Excerpts from a figure dataset:

§ §

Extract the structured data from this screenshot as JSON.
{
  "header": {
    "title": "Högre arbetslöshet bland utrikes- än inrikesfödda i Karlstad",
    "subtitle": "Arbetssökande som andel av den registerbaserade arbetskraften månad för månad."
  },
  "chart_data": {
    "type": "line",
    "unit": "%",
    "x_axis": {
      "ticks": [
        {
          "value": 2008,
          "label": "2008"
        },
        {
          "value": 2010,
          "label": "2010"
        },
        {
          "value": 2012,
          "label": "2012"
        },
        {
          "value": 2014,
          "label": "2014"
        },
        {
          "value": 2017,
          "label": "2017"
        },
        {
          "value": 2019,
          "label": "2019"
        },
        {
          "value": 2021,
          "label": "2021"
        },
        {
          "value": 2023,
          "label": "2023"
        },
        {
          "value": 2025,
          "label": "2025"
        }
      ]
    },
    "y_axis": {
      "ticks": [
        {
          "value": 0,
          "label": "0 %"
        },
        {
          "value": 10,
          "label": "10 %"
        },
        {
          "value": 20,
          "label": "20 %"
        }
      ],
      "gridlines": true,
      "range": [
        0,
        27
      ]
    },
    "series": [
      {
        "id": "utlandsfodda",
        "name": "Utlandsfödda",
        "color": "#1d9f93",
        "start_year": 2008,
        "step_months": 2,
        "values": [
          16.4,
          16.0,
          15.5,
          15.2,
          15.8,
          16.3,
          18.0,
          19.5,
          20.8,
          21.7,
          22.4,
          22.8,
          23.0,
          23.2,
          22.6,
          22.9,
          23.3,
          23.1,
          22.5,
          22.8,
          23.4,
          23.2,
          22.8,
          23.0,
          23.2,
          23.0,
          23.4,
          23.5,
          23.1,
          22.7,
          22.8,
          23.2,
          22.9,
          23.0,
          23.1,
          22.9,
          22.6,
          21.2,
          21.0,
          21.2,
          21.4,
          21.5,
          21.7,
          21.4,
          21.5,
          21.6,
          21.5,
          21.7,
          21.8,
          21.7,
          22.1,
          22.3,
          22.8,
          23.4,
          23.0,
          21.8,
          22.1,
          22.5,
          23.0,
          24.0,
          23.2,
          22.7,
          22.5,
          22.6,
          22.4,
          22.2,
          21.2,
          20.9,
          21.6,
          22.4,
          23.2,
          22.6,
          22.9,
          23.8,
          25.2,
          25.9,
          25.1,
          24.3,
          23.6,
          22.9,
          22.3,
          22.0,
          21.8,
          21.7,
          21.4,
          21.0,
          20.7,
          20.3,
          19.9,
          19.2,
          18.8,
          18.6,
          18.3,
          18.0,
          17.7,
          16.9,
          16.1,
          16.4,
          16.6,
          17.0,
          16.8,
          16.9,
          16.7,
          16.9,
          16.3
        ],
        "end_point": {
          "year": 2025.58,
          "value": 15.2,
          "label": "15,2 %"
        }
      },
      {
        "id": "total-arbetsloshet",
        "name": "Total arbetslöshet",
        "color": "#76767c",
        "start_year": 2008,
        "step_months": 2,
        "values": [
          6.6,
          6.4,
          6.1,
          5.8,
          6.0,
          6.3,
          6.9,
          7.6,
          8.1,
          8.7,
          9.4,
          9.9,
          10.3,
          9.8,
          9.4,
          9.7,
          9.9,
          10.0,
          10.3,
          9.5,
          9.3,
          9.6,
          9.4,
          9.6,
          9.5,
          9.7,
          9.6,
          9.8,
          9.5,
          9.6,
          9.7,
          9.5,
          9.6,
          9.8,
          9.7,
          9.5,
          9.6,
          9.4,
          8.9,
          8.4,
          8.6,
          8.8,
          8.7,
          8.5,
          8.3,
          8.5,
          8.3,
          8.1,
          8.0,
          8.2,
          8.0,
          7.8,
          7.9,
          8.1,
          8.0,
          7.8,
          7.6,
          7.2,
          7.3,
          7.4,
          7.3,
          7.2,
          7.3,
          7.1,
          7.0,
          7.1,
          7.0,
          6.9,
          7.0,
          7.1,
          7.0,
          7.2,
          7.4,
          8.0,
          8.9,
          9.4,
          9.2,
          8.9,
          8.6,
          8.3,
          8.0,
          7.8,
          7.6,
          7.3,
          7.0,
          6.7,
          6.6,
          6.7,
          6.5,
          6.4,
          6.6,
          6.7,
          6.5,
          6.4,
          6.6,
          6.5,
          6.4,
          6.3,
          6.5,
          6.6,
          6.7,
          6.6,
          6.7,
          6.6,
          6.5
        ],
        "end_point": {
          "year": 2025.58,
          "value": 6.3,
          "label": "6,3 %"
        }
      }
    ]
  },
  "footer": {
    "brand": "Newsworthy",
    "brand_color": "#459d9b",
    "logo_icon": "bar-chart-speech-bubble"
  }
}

§ §

Which lines contain "name"? Show each of them.

TASK RESULT:
        "name": "Utlandsfödda",
        "name": "Total arbetslöshet",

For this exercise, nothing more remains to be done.